Extracted material:

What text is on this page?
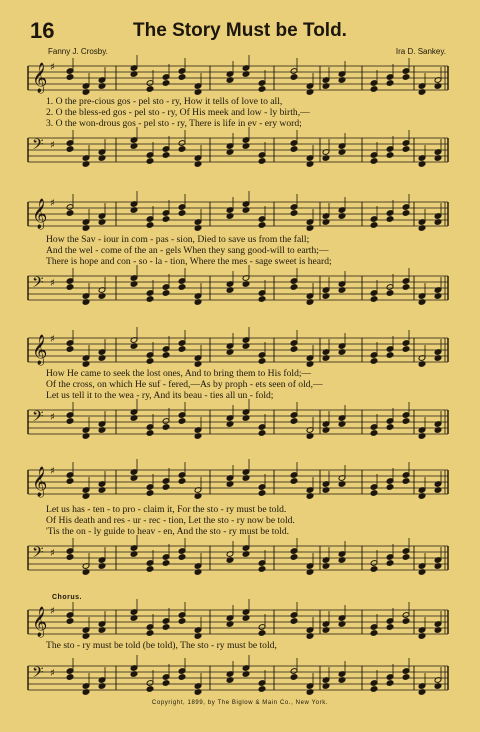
16	The Story Must be Told.
Fanny J. Crosby.	Ira D. Sankey.
𝄞 ♯
1. O the pre-cious gos - pel sto - ry, How it tells of love to all,
2. O the bless-ed gos - pel sto - ry, Of His meek and low - ly birth,—
3. O the won-drous gos - pel sto - ry, There is life in ev - ery word;
𝄢 ♯
𝄞 ♯
How the Sav - iour in com - pas - sion, Died to save us from the fall;
And the wel - come of the an - gels When they sang good-will to earth;—
There is hope and con - so - la - tion, Where the mes - sage sweet is heard;
𝄢 ♯
𝄞 ♯
How He came to seek the lost ones, And to bring them to His fold;—
Of the cross, on which He suf - fered,—As by proph - ets seen of old,—
Let us tell it to the wea - ry, And its beau - ties all un - fold;
𝄢 ♯
𝄞 ♯
Let us has - ten - to pro - claim it, For the sto - ry must be told.
Of His death and res - ur - rec - tion, Let the sto - ry now be told.
'Tis the on - ly guide to heav - en, And the sto - ry must be told.
𝄢 ♯
Chorus.
𝄞 ♯
The sto - ry must be told (be told), The sto - ry must be told,
𝄢 ♯
Copyright, 1899, by The Biglow & Main Co., New York.
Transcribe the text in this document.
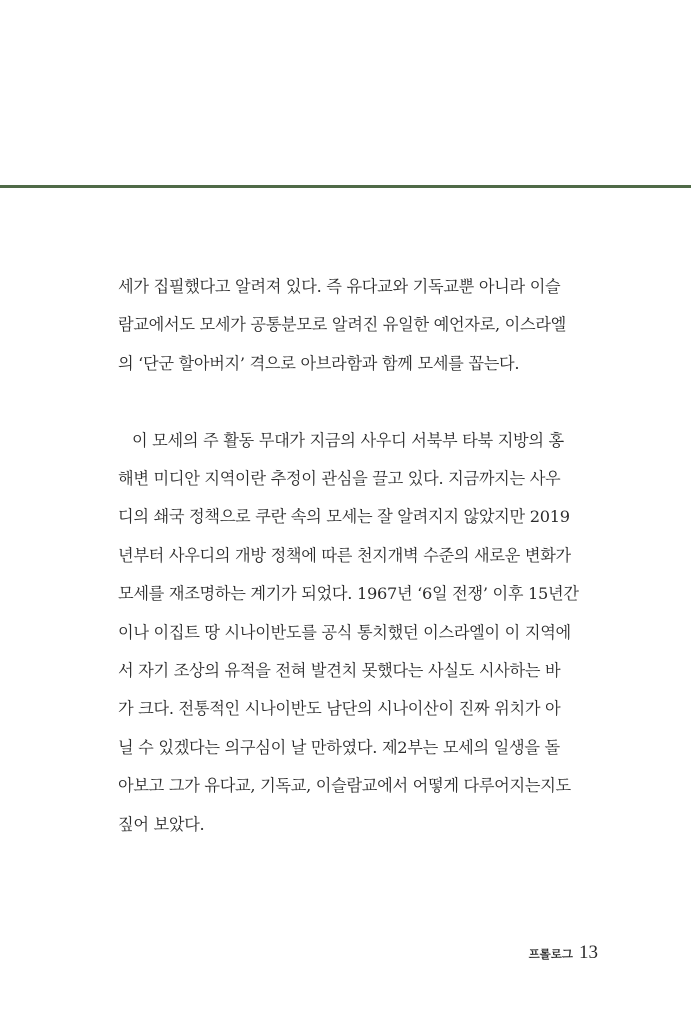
세가 집필했다고 알려져 있다. 즉 유다교와 기독교뿐 아니라 이슬
람교에서도 모세가 공통분모로 알려진 유일한 예언자로, 이스라엘
의 ‘단군 할아버지’ 격으로 아브라함과 함께 모세를 꼽는다.

이 모세의 주 활동 무대가 지금의 사우디 서북부 타북 지방의 홍
해변 미디안 지역이란 추정이 관심을 끌고 있다. 지금까지는 사우
디의 쇄국 정책으로 쿠란 속의 모세는 잘 알려지지 않았지만 2019
년부터 사우디의 개방 정책에 따른 천지개벽 수준의 새로운 변화가
모세를 재조명하는 계기가 되었다. 1967년 ‘6일 전쟁’ 이후 15년간
이나 이집트 땅 시나이반도를 공식 통치했던 이스라엘이 이 지역에
서 자기 조상의 유적을 전혀 발견치 못했다는 사실도 시사하는 바
가 크다. 전통적인 시나이반도 남단의 시나이산이 진짜 위치가 아
닐 수 있겠다는 의구심이 날 만하였다. 제2부는 모세의 일생을 돌
아보고 그가 유다교, 기독교, 이슬람교에서 어떻게 다루어지는지도
짚어 보았다.

프롤로그 13
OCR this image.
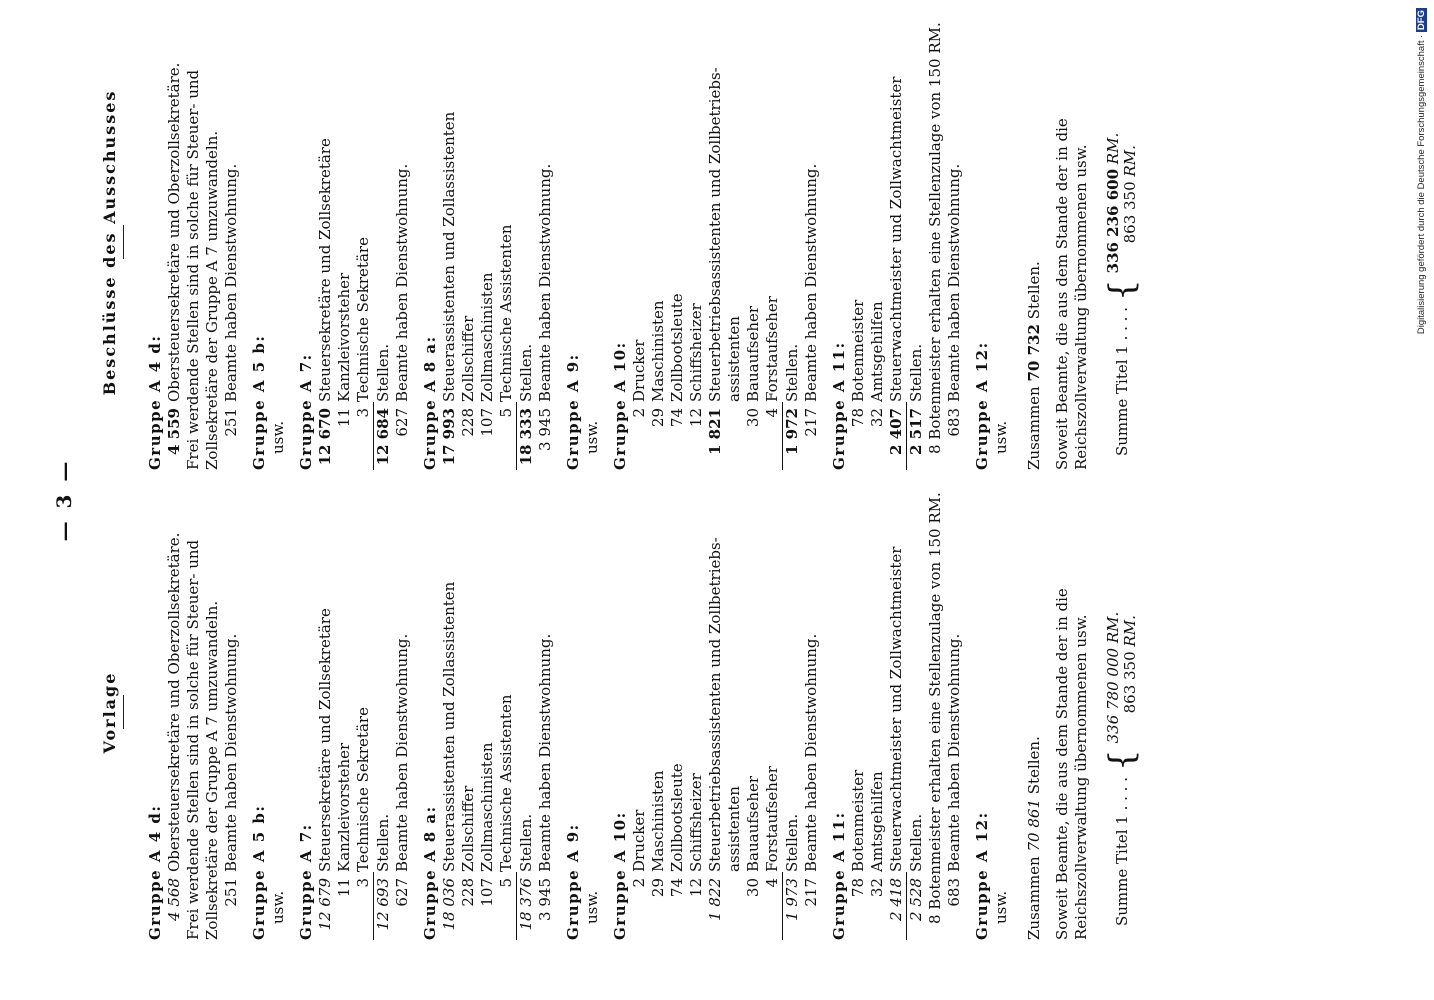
— 3 —
Vorlage
Gruppe A 4 d: 4 568
Obersteuersekretäre und Oberzollsekretäre. Frei werdende Stellen sind in solche für Steuer- und Zollsekretäre der Gruppe A 7 umzuwandeln. 251
Beamte haben Dienstwohnung.
Gruppe A 5 b: usw. Gruppe A 7: 12 679
Steuersekretäre und Zollsekretäre
11
Kanzleivorsteher
3
Technische Sekretäre
12 693
Stellen.
627
Beamte haben Dienstwohnung.
Gruppe A 8 a: 18 036
Steuerassistenten und Zollassistenten
228
Zollschiffer
107
Zollmaschinisten
5
Technische Assistenten
18 376
Stellen.
3 945
Beamte haben Dienstwohnung.
Gruppe A 9: usw. Gruppe A 10: 2
Drucker
29
Maschinisten
74
Zollbootsleute
12
Schiffsheizer
1 822
Steuerbetriebsassistenten und Zollbetriebs- assistenten
30
Bauaufseher
4
Forstaufseher
1 973
Stellen.
217
Beamte haben Dienstwohnung.
Gruppe A 11: 78
Botenmeister
32
Amtsgehilfen
2 418
Steuerwachtmeister und Zollwachtmeister
2 528
Stellen. 8 Botenmeister erhalten eine Stellenzulage von 150 RM. 683
Beamte haben Dienstwohnung.
Gruppe A 12: usw. Zusammen 70 861 Stellen. Soweit Beamte, die aus dem Stande der in die Reichszollverwaltung übernommenen usw. Summe Titel 1 . . . .
{
336 780 000 RM.
863 350 RM.
Beschlüsse des Ausschusses
Gruppe A 4 d: 4 559
Obersteuersekretäre und Oberzollsekretäre. Frei werdende Stellen sind in solche für Steuer- und Zollsekretäre der Gruppe A 7 umzuwandeln. 251
Beamte haben Dienstwohnung.
Gruppe A 5 b: usw. Gruppe A 7: 12 670
Steuersekretäre und Zollsekretäre
11
Kanzleivorsteher
3
Technische Sekretäre
12 684
Stellen.
627
Beamte haben Dienstwohnung.
Gruppe A 8 a: 17 993
Steuerassistenten und Zollassistenten
228
Zollschiffer
107
Zollmaschinisten
5
Technische Assistenten
18 333
Stellen.
3 945
Beamte haben Dienstwohnung.
Gruppe A 9: usw. Gruppe A 10: 2
Drucker
29
Maschinisten
74
Zollbootsleute
12
Schiffsheizer
1 821
Steuerbetriebsassistenten und Zollbetriebs- assistenten
30
Bauaufseher
4
Forstaufseher
1 972
Stellen.
217
Beamte haben Dienstwohnung.
Gruppe A 11: 78
Botenmeister
32
Amtsgehilfen
2 407
Steuerwachtmeister und Zollwachtmeister
2 517
Stellen. 8 Botenmeister erhalten eine Stellenzulage von 150 RM. 683
Beamte haben Dienstwohnung.
Gruppe A 12: usw. Zusammen 70 732 Stellen. Soweit Beamte, die aus dem Stande der in die Reichszollverwaltung übernommenen usw. Summe Titel 1 . . . .
{
336 236 600 RM.
863 350 RM.	Digitalisierung gefördert durch die Deutsche Forschungsgemeinschaft · DFG
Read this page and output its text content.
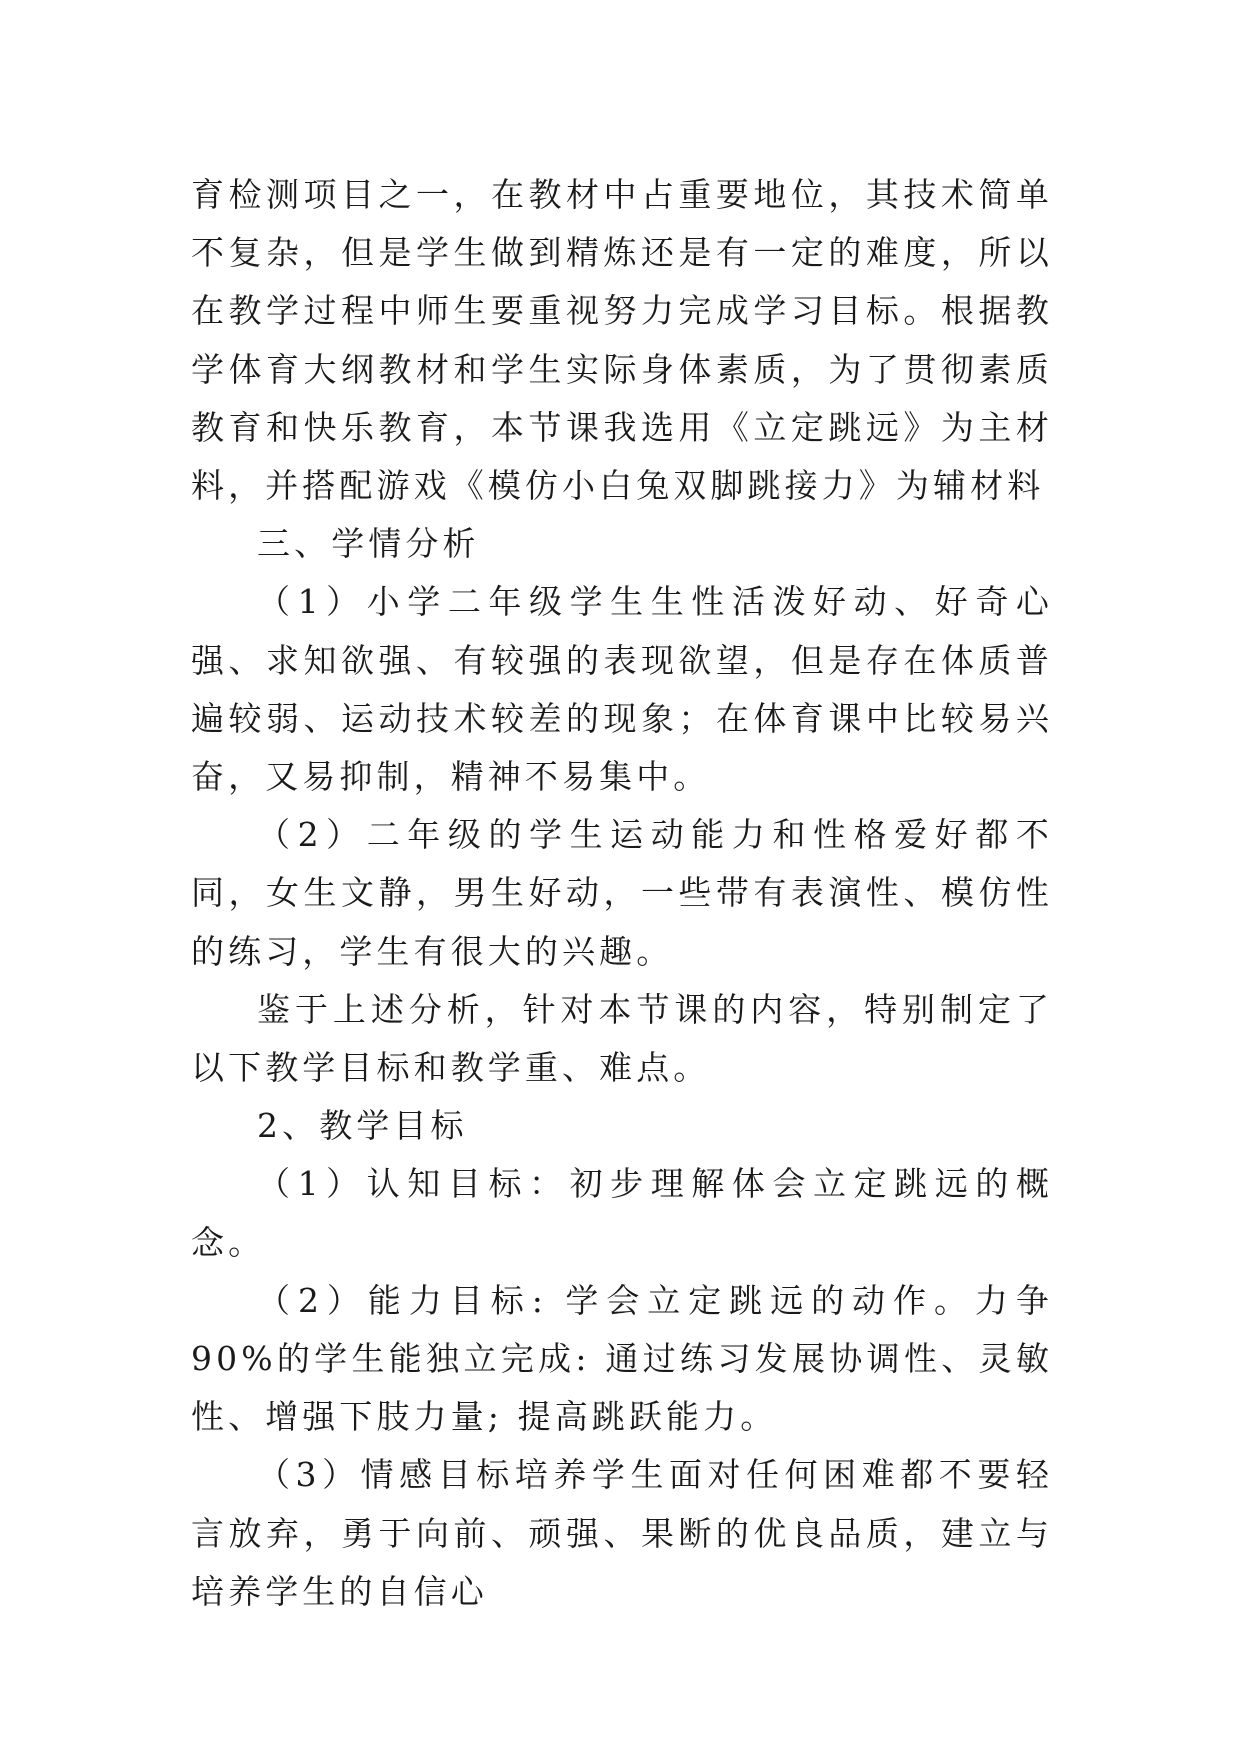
育检测项目之一，在教材中占重要地位，其技术简单不复杂，但是学生做到精炼还是有一定的难度，所以在教学过程中师生要重视努力完成学习目标。根据教学体育大纲教材和学生实际身体素质，为了贯彻素质教育和快乐教育，本节课我选用《立定跳远》为主材料，并搭配游戏《模仿小白兔双脚跳接力》为辅材料

三、学情分析

（1）小学二年级学生生性活泼好动、好奇心强、求知欲强、有较强的表现欲望，但是存在体质普遍较弱、运动技术较差的现象；在体育课中比较易兴奋，又易抑制，精神不易集中。

（2）二年级的学生运动能力和性格爱好都不同，女生文静，男生好动，一些带有表演性、模仿性的练习，学生有很大的兴趣。

鉴于上述分析，针对本节课的内容，特别制定了以下教学目标和教学重、难点。

2、教学目标

（1）认知目标：初步理解体会立定跳远的概念。

（2）能力目标: 学会立定跳远的动作。力争 90%的学生能独立完成: 通过练习发展协调性、灵敏性、增强下肢力量; 提高跳跃能力。

（3）情感目标培养学生面对任何困难都不要轻言放弃，勇于向前、顽强、果断的优良品质，建立与培养学生的自信心
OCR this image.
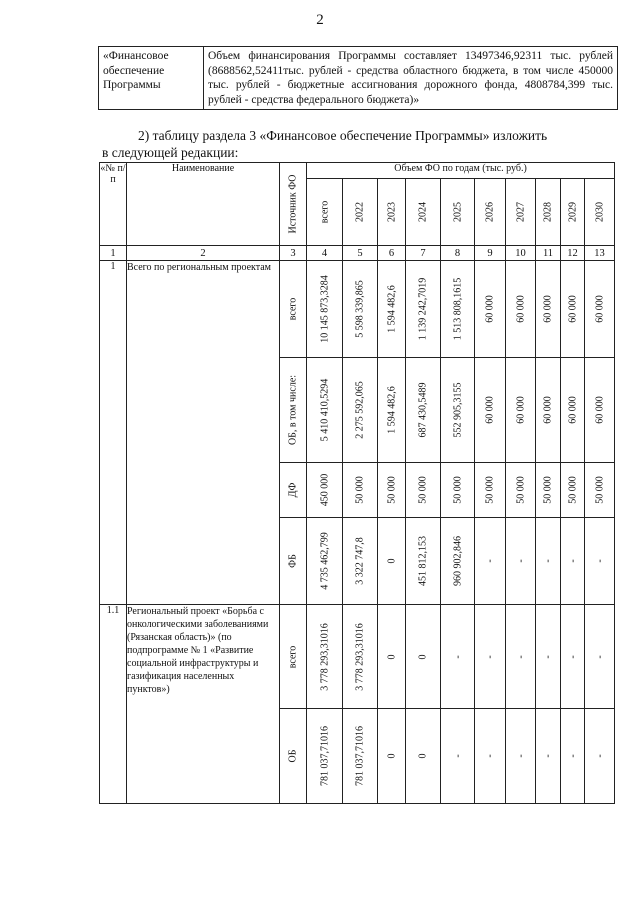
2
«Финансовое обеспечение Программы	Объем финансирования Программы составляет 13497346,92311 тыс. рублей (8688562,52411тыс. рублей - средства областного бюджета, в том числе 450000 тыс. рублей - бюджетные ассигнования дорожного фонда, 4808784,399 тыс. рублей - средства федерального бюджета)»
2) таблицу раздела 3 «Финансовое обеспечение Программы» изложить
в следующей редакции:
«№ п/п	Наименование	Источник ФО	Объем ФО по годам (тыс. руб.)									

			всего	2022	2023	2024	2025	2026	2027	2028	2029	2030

1	2	3	4	5	6	7	8	9	10	11	12	13
1	Всего по региональным проектам	всего	10 145 873,3284	5 598 339,865	1 594 482,6	1 139 242,7019	1 513 808,1615	60 000	60 000	60 000	60 000	60 000

		ОБ, в том числе:	5 410 410,5294	2 275 592,065	1 594 482,6	687 430,5489	552 905,3155	60 000	60 000	60 000	60 000	60 000

		ДФ	450 000	50 000	50 000	50 000	50 000	50 000	50 000	50 000	50 000	50 000

		ФБ	4 735 462,799	3 322 747,8	0	451 812,153	960 902,846	-	-	-	-	-

1.1	Региональный проект «Борьба с онкологическими заболеваниями (Рязанская область)» (по подпрограмме № 1 «Развитие социальной инфраструктуры и газификация населенных пунктов»)	всего	3 778 293,31016	3 778 293,31016	0	0	-	-	-	-	-	-

		ОБ	781 037,71016	781 037,71016	0	0	-	-	-	-	-	-
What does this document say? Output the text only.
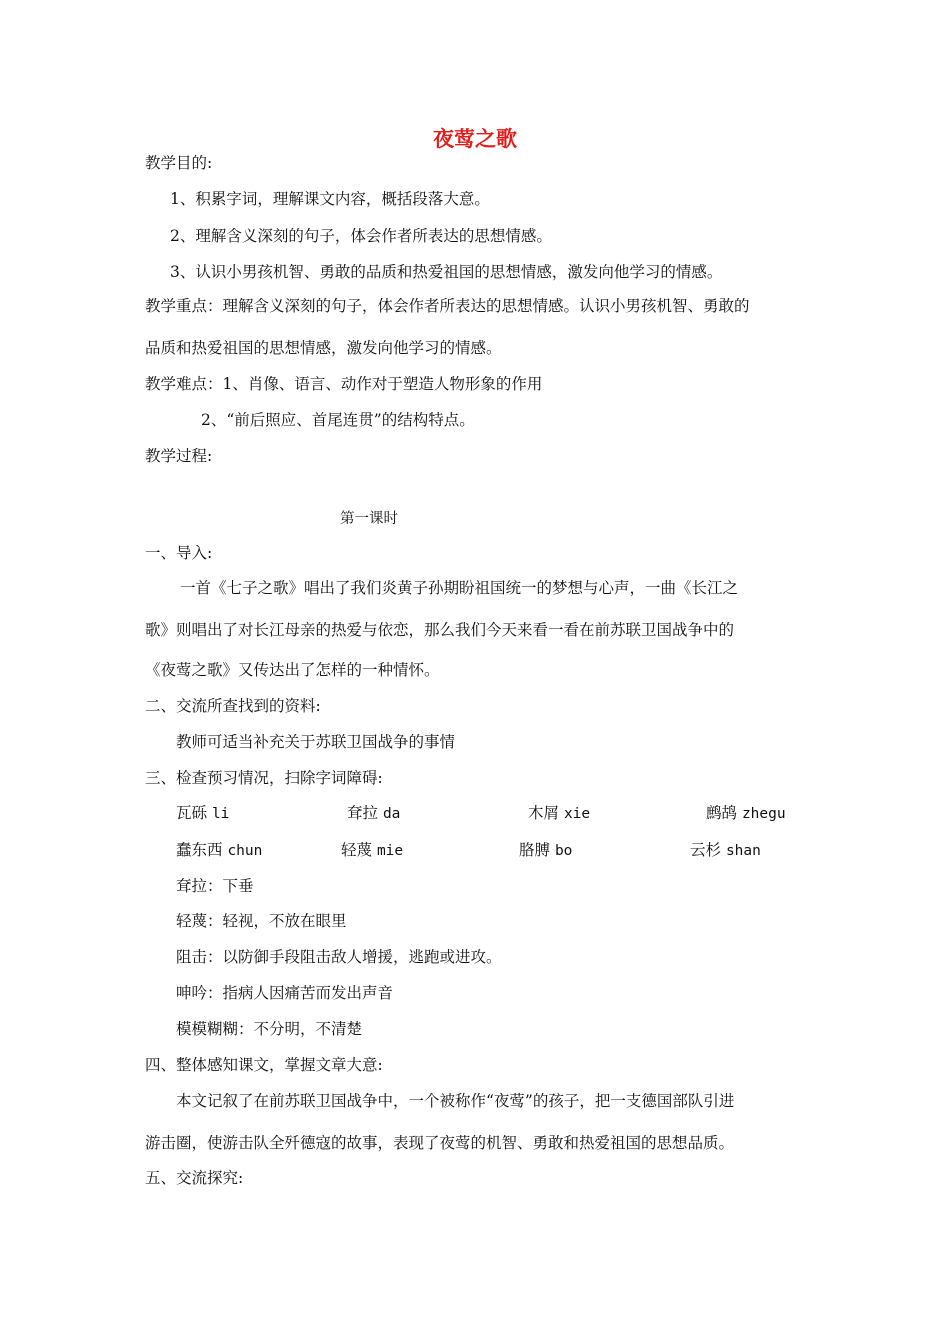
夜莺之歌
教学目的:
1、积累字词，理解课文内容，概括段落大意。
2、理解含义深刻的句子，体会作者所表达的思想情感。
3、认识小男孩机智、勇敢的品质和热爱祖国的思想情感，激发向他学习的情感。
教学重点：理解含义深刻的句子，体会作者所表达的思想情感。认识小男孩机智、勇敢的
品质和热爱祖国的思想情感，激发向他学习的情感。
教学难点：1、肖像、语言、动作对于塑造人物形象的作用
2、“前后照应、首尾连贯”的结构特点。
教学过程:
第一课时
一、导入:
一首《七子之歌》唱出了我们炎黄子孙期盼祖国统一的梦想与心声，一曲《长江之
歌》则唱出了对长江母亲的热爱与依恋，那么我们今天来看一看在前苏联卫国战争中的
《夜莺之歌》又传达出了怎样的一种情怀。
二、交流所查找到的资料:
教师可适当补充关于苏联卫国战争的事情
三、检查预习情况，扫除字词障碍:
瓦砾 li	耷拉 da	木屑 xie	鹧鸪 zhegu
蠢东西 chun	轻蔑 mie	胳膊 bo	云杉 shan
耷拉：下垂
轻蔑：轻视，不放在眼里
阻击：以防御手段阻击敌人增援，逃跑或进攻。
呻吟：指病人因痛苦而发出声音
模模糊糊：不分明，不清楚
四、整体感知课文，掌握文章大意:
本文记叙了在前苏联卫国战争中，一个被称作“夜莺”的孩子，把一支德国部队引进
游击圈，使游击队全歼德寇的故事，表现了夜莺的机智、勇敢和热爱祖国的思想品质。
五、交流探究:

Given exercise:
In the records above, find each line with the word "理解含义深刻的句子" and copy it.

Response:
2、理解含义深刻的句子，体会作者所表达的思想情感。
教学重点：理解含义深刻的句子，体会作者所表达的思想情感。认识小男孩机智、勇敢的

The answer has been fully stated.